Work to complete: Keep the pictures out of the copy and print all the entries below exactly.

*-*-*

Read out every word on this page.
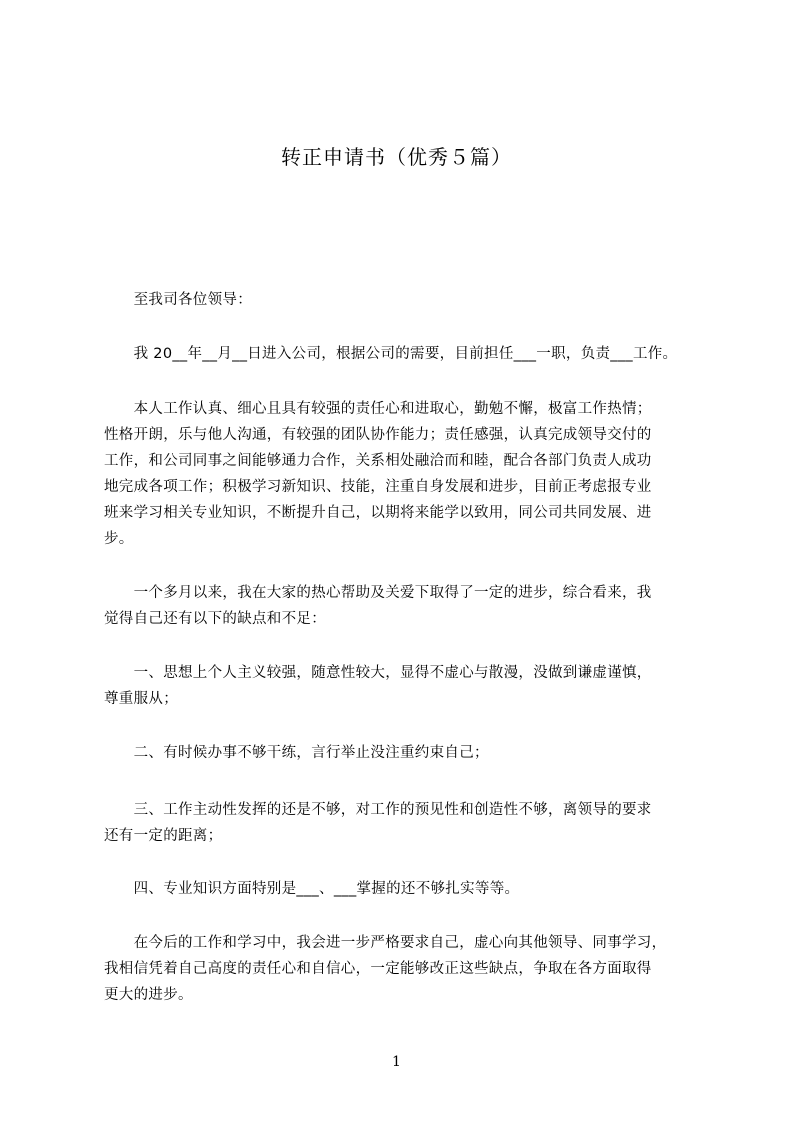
转正申请书（优秀５篇）
　　至我司各位领导：
　　我 20__年__月__日进入公司，根据公司的需要，目前担任___一职，负责___工作。
　　本人工作认真、细心且具有较强的责任心和进取心，勤勉不懈，极富工作热情；
性格开朗，乐与他人沟通，有较强的团队协作能力；责任感强，认真完成领导交付的
工作，和公司同事之间能够通力合作，关系相处融洽而和睦，配合各部门负责人成功
地完成各项工作；积极学习新知识、技能，注重自身发展和进步，目前正考虑报专业
班来学习相关专业知识，不断提升自己，以期将来能学以致用，同公司共同发展、进
步。
　　一个多月以来，我在大家的热心帮助及关爱下取得了一定的进步，综合看来，我
觉得自己还有以下的缺点和不足：
　　一、思想上个人主义较强，随意性较大，显得不虚心与散漫，没做到谦虚谨慎，
尊重服从；
　　二、有时候办事不够干练，言行举止没注重约束自己；
　　三、工作主动性发挥的还是不够，对工作的预见性和创造性不够，离领导的要求
还有一定的距离；
　　四、专业知识方面特别是___、___掌握的还不够扎实等等。
　　在今后的工作和学习中，我会进一步严格要求自己，虚心向其他领导、同事学习，
我相信凭着自己高度的责任心和自信心，一定能够改正这些缺点，争取在各方面取得
更大的进步。
1
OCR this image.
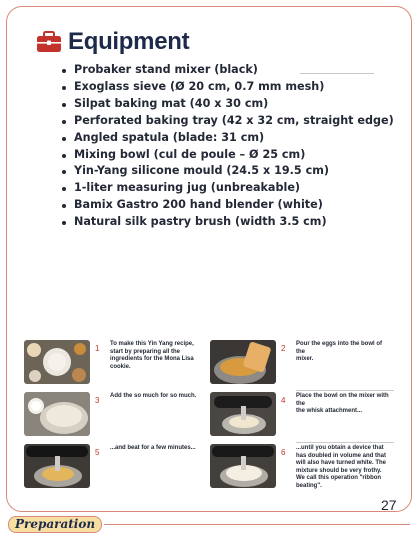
Equipment
Probaker stand mixer (black)
Exoglass sieve (Ø 20 cm, 0.7 mm mesh)
Silpat baking mat (40 x 30 cm)
Perforated baking tray (42 x 32 cm, straight edge)
Angled spatula (blade: 31 cm)
Mixing bowl (cul de poule – Ø 25 cm)
Yin-Yang silicone mould (24.5 x 19.5 cm)
1-liter measuring jug (unbreakable)
Bamix Gastro 200 hand blender (white)
Natural silk pastry brush (width 3.5 cm)
1 To make this Yin Yang recipe, start by preparing all the ingredients for the Mona Lisa cookie.
2 Pour the eggs into the bowl of the
mixer.
3 Add the so much for so much.	4 Place the bowl on the mixer with the
the whisk attachment...
5 ...and beat for a few minutes...	6 ...until you obtain a device that has doubled in volume and that will also have turned white. The mixture should be very frothy. We call this operation "ribbon beating".
27
Preparation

*-*-*

Exercise response:
Read out every word on this page.
转正申请书（优秀５篇）
　　至我司各位领导：
　　我 20__年__月__日进入公司，根据公司的需要，目前担任___一职，负责___工作。
　　本人工作认真、细心且具有较强的责任心和进取心，勤勉不懈，极富工作热情；
性格开朗，乐与他人沟通，有较强的团队协作能力；责任感强，认真完成领导交付的
工作，和公司同事之间能够通力合作，关系相处融洽而和睦，配合各部门负责人成功
地完成各项工作；积极学习新知识、技能，注重自身发展和进步，目前正考虑报专业
班来学习相关专业知识，不断提升自己，以期将来能学以致用，同公司共同发展、进
步。
　　一个多月以来，我在大家的热心帮助及关爱下取得了一定的进步，综合看来，我
觉得自己还有以下的缺点和不足：
　　一、思想上个人主义较强，随意性较大，显得不虚心与散漫，没做到谦虚谨慎，
尊重服从；
　　二、有时候办事不够干练，言行举止没注重约束自己；
　　三、工作主动性发挥的还是不够，对工作的预见性和创造性不够，离领导的要求
还有一定的距离；
　　四、专业知识方面特别是___、___掌握的还不够扎实等等。
　　在今后的工作和学习中，我会进一步严格要求自己，虚心向其他领导、同事学习，
我相信凭着自己高度的责任心和自信心，一定能够改正这些缺点，争取在各方面取得
更大的进步。
1
OCR this image.
Equipment
Probaker stand mixer (black)
Exoglass sieve (Ø 20 cm, 0.7 mm mesh)
Silpat baking mat (40 x 30 cm)
Perforated baking tray (42 x 32 cm, straight edge)
Angled spatula (blade: 31 cm)
Mixing bowl (cul de poule – Ø 25 cm)
Yin-Yang silicone mould (24.5 x 19.5 cm)
1-liter measuring jug (unbreakable)
Bamix Gastro 200 hand blender (white)
Natural silk pastry brush (width 3.5 cm)
1 To make this Yin Yang recipe, start by preparing all the ingredients for the Mona Lisa cookie.
2 Pour the eggs into the bowl of the
mixer.
3 Add the so much for so much.	4 Place the bowl on the mixer with the
the whisk attachment...
5 ...and beat for a few minutes...	6 ...until you obtain a device that has doubled in volume and that will also have turned white. The mixture should be very frothy. We call this operation "ribbon beating".
27
Preparation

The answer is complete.